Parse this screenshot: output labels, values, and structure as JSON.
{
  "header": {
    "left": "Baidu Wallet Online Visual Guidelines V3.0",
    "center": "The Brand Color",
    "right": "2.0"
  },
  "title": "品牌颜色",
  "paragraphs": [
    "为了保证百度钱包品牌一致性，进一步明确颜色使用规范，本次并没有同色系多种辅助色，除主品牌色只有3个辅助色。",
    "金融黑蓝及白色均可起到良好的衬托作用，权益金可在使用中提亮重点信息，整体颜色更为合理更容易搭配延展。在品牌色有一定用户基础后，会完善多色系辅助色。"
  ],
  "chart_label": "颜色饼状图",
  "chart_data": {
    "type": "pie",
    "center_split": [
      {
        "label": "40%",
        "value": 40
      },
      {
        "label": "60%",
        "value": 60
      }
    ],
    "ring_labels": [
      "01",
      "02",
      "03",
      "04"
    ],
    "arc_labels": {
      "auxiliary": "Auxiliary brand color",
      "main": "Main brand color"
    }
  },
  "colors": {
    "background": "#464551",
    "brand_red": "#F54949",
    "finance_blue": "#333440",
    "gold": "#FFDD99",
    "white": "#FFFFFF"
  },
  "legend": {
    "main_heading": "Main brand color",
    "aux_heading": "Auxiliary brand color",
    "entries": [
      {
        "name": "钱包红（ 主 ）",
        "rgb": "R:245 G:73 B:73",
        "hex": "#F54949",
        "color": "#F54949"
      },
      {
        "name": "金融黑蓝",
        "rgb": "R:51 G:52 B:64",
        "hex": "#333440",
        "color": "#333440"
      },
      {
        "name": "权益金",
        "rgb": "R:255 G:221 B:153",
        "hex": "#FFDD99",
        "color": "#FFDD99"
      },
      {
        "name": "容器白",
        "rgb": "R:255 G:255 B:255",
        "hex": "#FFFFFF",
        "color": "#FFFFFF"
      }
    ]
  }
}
= = = = =
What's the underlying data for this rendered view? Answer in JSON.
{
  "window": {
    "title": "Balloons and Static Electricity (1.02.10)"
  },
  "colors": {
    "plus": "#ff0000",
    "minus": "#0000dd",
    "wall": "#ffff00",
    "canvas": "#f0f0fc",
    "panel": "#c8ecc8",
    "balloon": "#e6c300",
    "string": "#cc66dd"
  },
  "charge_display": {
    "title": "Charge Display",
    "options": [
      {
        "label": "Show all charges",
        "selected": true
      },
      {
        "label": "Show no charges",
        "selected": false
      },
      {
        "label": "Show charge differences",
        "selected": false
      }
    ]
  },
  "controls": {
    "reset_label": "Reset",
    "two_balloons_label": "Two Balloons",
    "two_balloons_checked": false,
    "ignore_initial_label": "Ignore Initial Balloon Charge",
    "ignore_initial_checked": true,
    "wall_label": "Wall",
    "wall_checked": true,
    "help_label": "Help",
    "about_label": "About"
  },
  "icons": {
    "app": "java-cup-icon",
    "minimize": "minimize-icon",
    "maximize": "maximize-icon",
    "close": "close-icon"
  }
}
= = = = =
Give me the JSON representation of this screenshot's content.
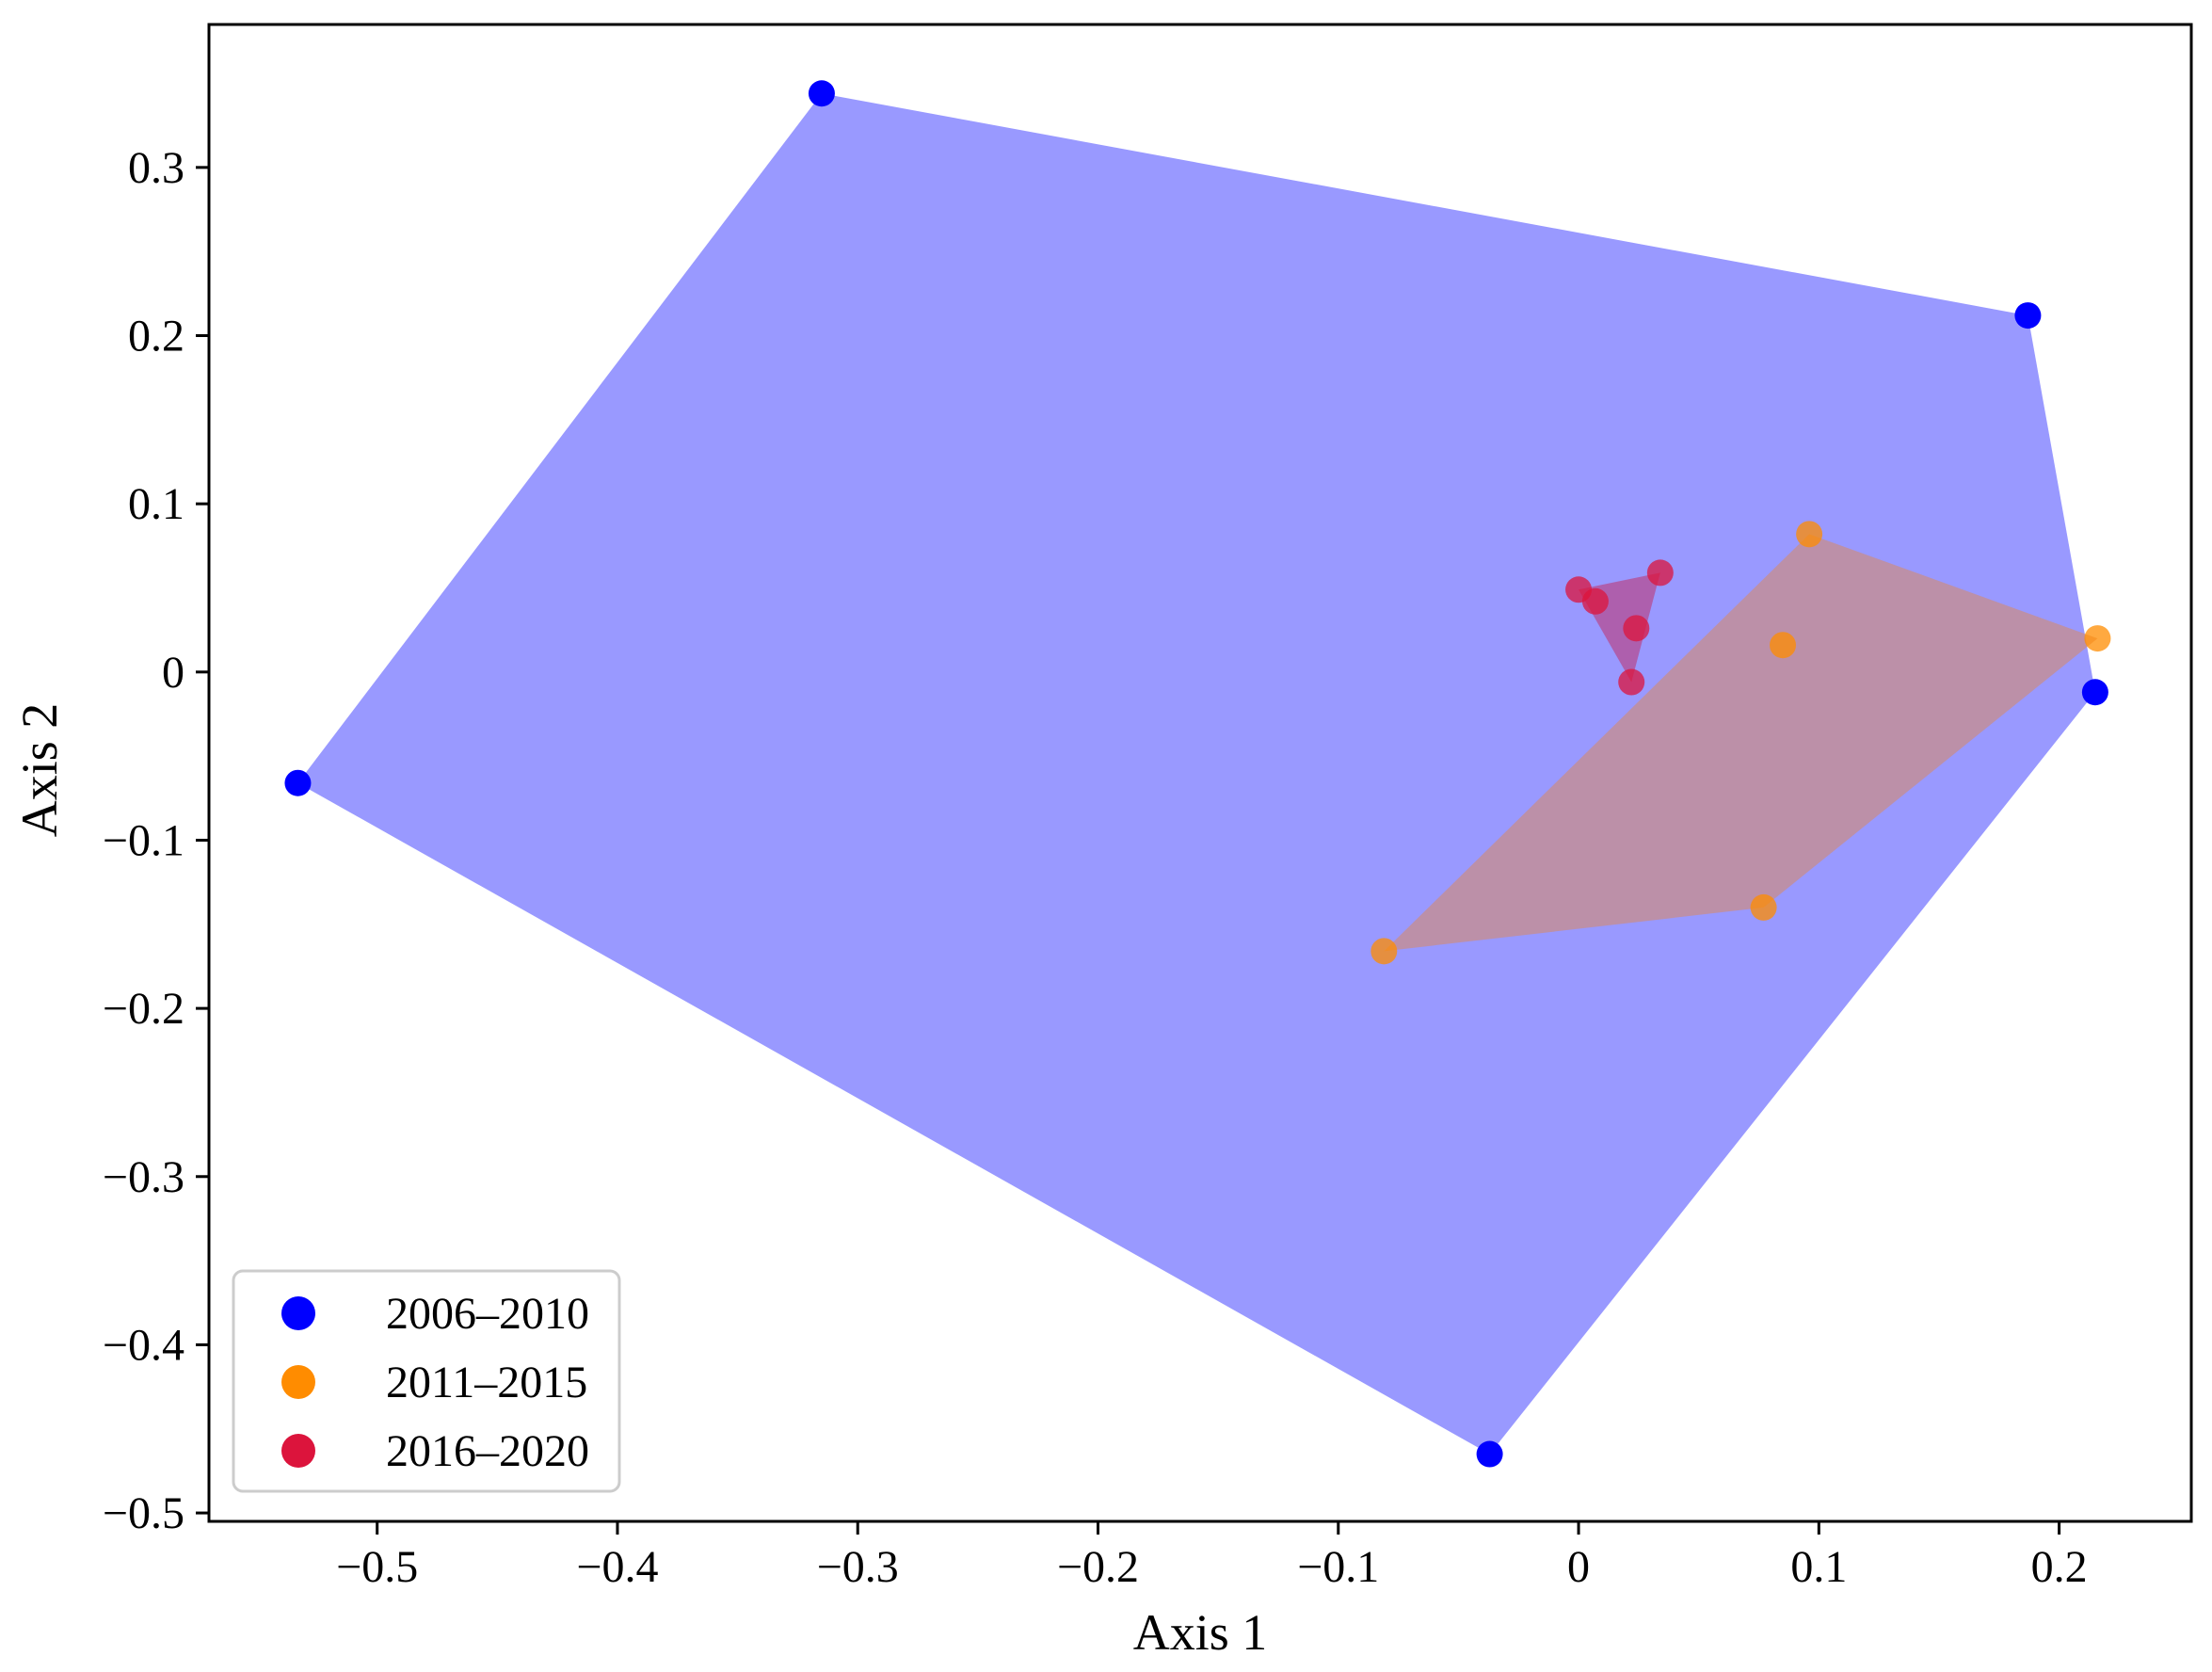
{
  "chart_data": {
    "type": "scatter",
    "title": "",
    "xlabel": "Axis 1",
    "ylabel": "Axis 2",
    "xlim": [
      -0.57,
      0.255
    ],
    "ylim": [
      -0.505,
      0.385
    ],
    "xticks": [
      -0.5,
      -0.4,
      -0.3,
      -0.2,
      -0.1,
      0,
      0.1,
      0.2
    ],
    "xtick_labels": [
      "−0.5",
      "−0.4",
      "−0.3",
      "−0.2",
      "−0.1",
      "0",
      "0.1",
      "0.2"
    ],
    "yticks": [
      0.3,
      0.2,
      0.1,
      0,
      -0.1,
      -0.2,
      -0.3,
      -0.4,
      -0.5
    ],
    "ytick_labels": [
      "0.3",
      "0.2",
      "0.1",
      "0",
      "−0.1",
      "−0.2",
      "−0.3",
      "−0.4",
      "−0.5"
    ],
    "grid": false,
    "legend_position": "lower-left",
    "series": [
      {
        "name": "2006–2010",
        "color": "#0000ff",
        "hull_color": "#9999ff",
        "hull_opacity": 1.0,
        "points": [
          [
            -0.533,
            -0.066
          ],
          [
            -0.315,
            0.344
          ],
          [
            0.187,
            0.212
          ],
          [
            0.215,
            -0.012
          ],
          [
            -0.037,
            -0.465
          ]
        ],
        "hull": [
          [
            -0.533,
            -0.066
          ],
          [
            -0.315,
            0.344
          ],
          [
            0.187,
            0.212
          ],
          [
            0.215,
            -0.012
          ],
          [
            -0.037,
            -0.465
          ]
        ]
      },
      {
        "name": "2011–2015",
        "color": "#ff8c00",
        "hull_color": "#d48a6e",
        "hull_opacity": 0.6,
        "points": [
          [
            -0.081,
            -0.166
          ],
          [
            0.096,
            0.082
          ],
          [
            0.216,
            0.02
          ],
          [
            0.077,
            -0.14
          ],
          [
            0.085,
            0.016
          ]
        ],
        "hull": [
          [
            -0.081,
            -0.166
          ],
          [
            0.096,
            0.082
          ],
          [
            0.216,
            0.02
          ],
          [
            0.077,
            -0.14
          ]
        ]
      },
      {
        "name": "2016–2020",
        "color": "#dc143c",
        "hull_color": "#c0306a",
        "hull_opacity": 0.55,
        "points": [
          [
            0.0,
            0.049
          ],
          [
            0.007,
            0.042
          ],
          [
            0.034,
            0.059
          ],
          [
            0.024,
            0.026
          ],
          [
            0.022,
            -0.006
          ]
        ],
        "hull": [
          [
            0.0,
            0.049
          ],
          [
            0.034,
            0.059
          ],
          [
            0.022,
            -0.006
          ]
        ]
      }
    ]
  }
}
= = = = =
**DESCRIPTION OF THE TASK:** Report only the number of lines in the records that include the word "Show".

**ANSWER TO THIS PROBLEM:** 3